Reproduce each line from the records that holds "screenshot".
** start DATA SUPPLIED **
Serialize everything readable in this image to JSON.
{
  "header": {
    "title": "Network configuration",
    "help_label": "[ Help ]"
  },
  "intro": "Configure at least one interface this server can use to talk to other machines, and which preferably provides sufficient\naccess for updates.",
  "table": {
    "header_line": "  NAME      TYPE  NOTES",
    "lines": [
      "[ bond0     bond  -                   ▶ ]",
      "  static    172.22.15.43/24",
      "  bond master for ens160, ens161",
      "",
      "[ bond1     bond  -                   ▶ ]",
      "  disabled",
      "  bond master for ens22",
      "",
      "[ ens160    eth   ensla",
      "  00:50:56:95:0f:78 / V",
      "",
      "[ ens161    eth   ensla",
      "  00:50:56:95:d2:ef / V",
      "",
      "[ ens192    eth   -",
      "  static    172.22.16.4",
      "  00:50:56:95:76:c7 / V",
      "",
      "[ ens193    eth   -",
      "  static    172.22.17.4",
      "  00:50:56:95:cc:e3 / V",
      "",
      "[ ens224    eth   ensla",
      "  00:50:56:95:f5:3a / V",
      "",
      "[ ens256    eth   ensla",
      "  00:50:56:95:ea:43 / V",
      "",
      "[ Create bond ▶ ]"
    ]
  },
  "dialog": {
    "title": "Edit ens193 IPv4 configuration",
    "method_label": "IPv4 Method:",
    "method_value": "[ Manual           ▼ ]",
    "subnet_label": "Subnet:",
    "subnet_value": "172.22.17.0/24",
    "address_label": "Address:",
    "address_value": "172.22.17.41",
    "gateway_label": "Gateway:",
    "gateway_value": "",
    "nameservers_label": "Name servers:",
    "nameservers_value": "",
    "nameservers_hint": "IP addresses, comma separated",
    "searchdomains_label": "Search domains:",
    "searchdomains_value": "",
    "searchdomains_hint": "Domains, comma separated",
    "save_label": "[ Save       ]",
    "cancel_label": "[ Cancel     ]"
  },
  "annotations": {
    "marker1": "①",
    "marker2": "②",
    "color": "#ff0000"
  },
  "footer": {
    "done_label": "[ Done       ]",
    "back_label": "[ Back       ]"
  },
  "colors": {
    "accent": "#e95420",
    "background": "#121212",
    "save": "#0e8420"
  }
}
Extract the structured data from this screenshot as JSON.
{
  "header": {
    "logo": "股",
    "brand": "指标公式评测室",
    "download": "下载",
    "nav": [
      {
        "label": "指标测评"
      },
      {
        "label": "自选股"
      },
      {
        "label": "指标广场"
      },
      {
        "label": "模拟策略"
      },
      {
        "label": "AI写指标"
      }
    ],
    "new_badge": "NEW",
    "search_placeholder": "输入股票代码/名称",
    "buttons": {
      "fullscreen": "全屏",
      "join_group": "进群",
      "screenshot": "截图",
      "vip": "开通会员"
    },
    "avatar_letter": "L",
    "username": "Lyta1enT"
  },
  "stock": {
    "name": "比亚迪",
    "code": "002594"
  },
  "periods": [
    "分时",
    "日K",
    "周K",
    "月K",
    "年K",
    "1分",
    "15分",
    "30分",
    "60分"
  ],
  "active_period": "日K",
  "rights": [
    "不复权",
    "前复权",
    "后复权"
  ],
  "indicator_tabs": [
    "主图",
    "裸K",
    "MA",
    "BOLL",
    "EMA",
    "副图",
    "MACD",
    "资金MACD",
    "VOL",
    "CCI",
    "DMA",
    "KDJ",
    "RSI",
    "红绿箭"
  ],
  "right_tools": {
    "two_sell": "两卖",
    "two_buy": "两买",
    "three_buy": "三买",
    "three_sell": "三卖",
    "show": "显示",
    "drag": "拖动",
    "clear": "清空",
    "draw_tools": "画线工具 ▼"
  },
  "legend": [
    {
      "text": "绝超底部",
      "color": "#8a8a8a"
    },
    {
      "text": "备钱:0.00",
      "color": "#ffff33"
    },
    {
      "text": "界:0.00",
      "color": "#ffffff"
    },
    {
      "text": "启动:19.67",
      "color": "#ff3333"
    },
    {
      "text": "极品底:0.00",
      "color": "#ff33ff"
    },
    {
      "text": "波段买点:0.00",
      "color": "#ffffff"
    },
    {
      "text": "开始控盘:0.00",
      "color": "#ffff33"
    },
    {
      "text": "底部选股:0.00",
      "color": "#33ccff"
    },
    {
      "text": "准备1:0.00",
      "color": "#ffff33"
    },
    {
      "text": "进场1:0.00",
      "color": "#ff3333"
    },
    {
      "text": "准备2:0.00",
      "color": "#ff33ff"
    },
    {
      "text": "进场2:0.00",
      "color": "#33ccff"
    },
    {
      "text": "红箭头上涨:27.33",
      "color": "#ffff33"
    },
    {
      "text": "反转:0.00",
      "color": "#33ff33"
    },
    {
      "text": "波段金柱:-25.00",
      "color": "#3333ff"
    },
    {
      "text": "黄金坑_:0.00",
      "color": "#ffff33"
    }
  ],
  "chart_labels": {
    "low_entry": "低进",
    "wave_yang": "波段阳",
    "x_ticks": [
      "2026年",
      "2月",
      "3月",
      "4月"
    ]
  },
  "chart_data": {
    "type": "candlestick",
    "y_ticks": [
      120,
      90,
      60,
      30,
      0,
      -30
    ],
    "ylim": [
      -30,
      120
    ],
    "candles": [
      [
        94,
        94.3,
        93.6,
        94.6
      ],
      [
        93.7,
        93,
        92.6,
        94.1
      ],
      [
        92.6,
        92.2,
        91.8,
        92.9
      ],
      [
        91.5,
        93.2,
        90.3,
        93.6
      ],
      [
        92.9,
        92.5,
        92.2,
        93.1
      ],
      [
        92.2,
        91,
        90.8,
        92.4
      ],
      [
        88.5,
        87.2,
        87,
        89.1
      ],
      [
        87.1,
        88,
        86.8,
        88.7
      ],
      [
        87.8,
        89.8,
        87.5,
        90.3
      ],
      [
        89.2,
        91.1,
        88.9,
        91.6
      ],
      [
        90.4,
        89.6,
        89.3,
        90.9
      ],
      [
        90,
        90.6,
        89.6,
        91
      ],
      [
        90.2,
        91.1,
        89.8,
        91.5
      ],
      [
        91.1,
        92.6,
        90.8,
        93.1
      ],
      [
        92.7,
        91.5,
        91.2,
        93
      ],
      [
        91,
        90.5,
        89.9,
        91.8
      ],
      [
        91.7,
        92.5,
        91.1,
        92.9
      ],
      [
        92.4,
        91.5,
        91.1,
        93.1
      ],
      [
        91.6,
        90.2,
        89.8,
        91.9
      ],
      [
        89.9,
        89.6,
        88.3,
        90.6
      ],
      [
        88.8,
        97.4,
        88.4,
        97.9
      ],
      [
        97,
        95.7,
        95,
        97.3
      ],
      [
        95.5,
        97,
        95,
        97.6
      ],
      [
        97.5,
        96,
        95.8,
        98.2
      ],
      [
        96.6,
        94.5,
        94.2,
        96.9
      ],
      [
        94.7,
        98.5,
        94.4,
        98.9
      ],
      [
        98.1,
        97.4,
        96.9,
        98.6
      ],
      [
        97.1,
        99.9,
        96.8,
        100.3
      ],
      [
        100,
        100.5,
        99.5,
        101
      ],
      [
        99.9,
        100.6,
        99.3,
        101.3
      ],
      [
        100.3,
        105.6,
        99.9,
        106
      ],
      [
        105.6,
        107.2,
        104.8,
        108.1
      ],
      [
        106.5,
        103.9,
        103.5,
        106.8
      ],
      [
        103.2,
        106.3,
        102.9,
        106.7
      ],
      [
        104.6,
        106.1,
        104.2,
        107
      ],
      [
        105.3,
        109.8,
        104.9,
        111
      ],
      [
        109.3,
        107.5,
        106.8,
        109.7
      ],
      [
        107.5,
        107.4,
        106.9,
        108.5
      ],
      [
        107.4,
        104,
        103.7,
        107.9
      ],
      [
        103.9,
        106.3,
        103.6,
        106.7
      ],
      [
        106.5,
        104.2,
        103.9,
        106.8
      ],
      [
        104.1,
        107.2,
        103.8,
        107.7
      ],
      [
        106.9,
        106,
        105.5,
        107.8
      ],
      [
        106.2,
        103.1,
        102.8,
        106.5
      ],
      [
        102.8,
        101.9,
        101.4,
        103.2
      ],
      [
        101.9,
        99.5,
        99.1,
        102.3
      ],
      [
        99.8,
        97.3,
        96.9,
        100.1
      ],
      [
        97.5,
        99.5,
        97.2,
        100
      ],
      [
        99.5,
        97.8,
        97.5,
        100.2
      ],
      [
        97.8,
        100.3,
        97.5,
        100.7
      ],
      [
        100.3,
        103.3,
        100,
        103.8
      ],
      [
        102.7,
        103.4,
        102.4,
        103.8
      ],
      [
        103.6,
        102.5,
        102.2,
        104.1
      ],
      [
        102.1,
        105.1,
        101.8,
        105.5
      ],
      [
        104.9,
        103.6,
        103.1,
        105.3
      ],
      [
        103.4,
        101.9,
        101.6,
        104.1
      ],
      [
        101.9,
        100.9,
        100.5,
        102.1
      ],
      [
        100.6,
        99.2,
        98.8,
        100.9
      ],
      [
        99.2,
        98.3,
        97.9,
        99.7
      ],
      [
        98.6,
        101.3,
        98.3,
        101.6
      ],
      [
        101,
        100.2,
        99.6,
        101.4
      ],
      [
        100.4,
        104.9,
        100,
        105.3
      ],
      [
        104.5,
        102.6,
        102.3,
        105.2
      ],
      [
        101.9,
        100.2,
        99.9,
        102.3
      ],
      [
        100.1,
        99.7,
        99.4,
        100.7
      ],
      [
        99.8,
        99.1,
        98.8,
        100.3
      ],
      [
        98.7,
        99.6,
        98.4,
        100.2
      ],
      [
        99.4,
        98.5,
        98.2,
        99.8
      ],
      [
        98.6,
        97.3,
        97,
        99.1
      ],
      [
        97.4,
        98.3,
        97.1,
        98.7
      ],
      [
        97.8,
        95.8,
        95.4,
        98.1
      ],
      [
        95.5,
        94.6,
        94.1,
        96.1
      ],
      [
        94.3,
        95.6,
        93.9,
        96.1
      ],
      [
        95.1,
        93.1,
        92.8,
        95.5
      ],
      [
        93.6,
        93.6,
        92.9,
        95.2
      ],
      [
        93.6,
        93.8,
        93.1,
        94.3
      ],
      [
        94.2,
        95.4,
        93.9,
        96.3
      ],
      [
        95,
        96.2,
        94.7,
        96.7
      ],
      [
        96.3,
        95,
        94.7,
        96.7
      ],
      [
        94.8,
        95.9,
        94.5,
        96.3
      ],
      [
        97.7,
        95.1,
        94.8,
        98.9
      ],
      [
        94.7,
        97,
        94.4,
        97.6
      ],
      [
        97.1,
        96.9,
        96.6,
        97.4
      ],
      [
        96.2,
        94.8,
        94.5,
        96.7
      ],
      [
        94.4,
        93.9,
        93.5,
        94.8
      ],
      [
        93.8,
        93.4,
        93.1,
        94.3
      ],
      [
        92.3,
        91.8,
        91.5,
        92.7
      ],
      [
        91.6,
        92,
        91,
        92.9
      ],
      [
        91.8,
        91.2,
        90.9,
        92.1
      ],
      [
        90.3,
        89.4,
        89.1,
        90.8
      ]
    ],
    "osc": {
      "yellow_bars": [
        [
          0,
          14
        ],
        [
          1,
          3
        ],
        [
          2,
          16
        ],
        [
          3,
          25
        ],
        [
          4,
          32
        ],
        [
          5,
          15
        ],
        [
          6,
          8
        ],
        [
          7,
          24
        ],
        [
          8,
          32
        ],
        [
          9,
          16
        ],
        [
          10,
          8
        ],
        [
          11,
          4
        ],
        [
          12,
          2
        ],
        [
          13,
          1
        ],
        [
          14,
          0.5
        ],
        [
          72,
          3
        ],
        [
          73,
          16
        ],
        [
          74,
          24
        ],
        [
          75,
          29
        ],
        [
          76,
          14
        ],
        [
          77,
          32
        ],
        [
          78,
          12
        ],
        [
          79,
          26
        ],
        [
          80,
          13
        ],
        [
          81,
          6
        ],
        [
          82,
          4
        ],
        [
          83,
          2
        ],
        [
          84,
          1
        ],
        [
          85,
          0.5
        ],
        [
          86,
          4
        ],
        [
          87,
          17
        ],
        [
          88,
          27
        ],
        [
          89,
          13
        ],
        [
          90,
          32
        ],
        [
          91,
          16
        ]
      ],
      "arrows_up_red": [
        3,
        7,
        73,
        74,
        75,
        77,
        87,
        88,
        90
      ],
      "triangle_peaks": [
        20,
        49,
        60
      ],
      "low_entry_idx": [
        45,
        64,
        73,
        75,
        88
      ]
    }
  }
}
** end DATA SUPPLIED **
§ **RESPONSE TO THE EXERCISE**:
Extract the structured data from this screenshot as JSON.
      "screenshot": "截图",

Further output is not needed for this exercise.